Given problem.
Output the data below in full, character for character.

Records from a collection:
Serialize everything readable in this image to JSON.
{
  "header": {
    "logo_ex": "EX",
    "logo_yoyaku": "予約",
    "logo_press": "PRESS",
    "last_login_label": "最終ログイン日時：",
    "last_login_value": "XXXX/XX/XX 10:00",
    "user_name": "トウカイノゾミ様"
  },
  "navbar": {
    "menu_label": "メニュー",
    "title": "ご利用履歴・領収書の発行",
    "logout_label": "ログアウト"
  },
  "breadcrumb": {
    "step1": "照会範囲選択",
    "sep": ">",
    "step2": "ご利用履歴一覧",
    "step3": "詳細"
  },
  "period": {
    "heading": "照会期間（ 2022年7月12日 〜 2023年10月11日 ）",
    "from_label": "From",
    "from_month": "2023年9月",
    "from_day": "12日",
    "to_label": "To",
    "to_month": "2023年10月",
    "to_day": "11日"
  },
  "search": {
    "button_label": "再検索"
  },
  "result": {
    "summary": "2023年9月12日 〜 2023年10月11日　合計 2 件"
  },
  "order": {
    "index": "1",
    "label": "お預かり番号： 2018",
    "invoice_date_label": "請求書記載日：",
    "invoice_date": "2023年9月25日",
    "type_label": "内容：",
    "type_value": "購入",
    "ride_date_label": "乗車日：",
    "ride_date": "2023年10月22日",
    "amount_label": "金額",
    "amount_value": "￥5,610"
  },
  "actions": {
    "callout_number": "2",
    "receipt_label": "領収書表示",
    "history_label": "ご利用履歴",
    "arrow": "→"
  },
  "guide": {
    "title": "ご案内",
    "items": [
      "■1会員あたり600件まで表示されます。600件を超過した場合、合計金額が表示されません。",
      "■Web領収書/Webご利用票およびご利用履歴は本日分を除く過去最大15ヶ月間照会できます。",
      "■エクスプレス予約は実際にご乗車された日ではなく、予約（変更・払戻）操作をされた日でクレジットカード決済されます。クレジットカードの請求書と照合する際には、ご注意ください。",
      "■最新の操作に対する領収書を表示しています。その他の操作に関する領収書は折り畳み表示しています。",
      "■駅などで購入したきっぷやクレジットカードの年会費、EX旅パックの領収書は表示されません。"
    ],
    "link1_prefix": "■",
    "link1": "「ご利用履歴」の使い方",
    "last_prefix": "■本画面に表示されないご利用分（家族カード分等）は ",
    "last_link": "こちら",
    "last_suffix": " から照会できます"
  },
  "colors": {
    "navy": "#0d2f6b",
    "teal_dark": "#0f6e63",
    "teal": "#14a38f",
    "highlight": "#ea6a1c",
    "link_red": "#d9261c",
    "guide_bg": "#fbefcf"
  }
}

Problem solution.
Serialize everything readable in this image to JSON.
{
  "header": {
    "logo_ex": "EX",
    "logo_yoyaku": "予約",
    "logo_press": "PRESS",
    "last_login_label": "最終ログイン日時：",
    "last_login_value": "XXXX/XX/XX 10:00",
    "user_name": "トウカイノゾミ様"
  },
  "navbar": {
    "menu_label": "メニュー",
    "title": "ご利用履歴・領収書の発行",
    "logout_label": "ログアウト"
  },
  "breadcrumb": {
    "step1": "照会範囲選択",
    "sep": ">",
    "step2": "ご利用履歴一覧",
    "step3": "詳細"
  },
  "period": {
    "heading": "照会期間（ 2022年7月12日 〜 2023年10月11日 ）",
    "from_label": "From",
    "from_month": "2023年9月",
    "from_day": "12日",
    "to_label": "To",
    "to_month": "2023年10月",
    "to_day": "11日"
  },
  "search": {
    "button_label": "再検索"
  },
  "result": {
    "summary": "2023年9月12日 〜 2023年10月11日　合計 2 件"
  },
  "order": {
    "index": "1",
    "label": "お預かり番号： 2018",
    "invoice_date_label": "請求書記載日：",
    "invoice_date": "2023年9月25日",
    "type_label": "内容：",
    "type_value": "購入",
    "ride_date_label": "乗車日：",
    "ride_date": "2023年10月22日",
    "amount_label": "金額",
    "amount_value": "￥5,610"
  },
  "actions": {
    "callout_number": "2",
    "receipt_label": "領収書表示",
    "history_label": "ご利用履歴",
    "arrow": "→"
  },
  "guide": {
    "title": "ご案内",
    "items": [
      "■1会員あたり600件まで表示されます。600件を超過した場合、合計金額が表示されません。",
      "■Web領収書/Webご利用票およびご利用履歴は本日分を除く過去最大15ヶ月間照会できます。",
      "■エクスプレス予約は実際にご乗車された日ではなく、予約（変更・払戻）操作をされた日でクレジットカード決済されます。クレジットカードの請求書と照合する際には、ご注意ください。",
      "■最新の操作に対する領収書を表示しています。その他の操作に関する領収書は折り畳み表示しています。",
      "■駅などで購入したきっぷやクレジットカードの年会費、EX旅パックの領収書は表示されません。"
    ],
    "link1_prefix": "■",
    "link1": "「ご利用履歴」の使い方",
    "last_prefix": "■本画面に表示されないご利用分（家族カード分等）は ",
    "last_link": "こちら",
    "last_suffix": " から照会できます"
  },
  "colors": {
    "navy": "#0d2f6b",
    "teal_dark": "#0f6e63",
    "teal": "#14a38f",
    "highlight": "#ea6a1c",
    "link_red": "#d9261c",
    "guide_bg": "#fbefcf"
  }
}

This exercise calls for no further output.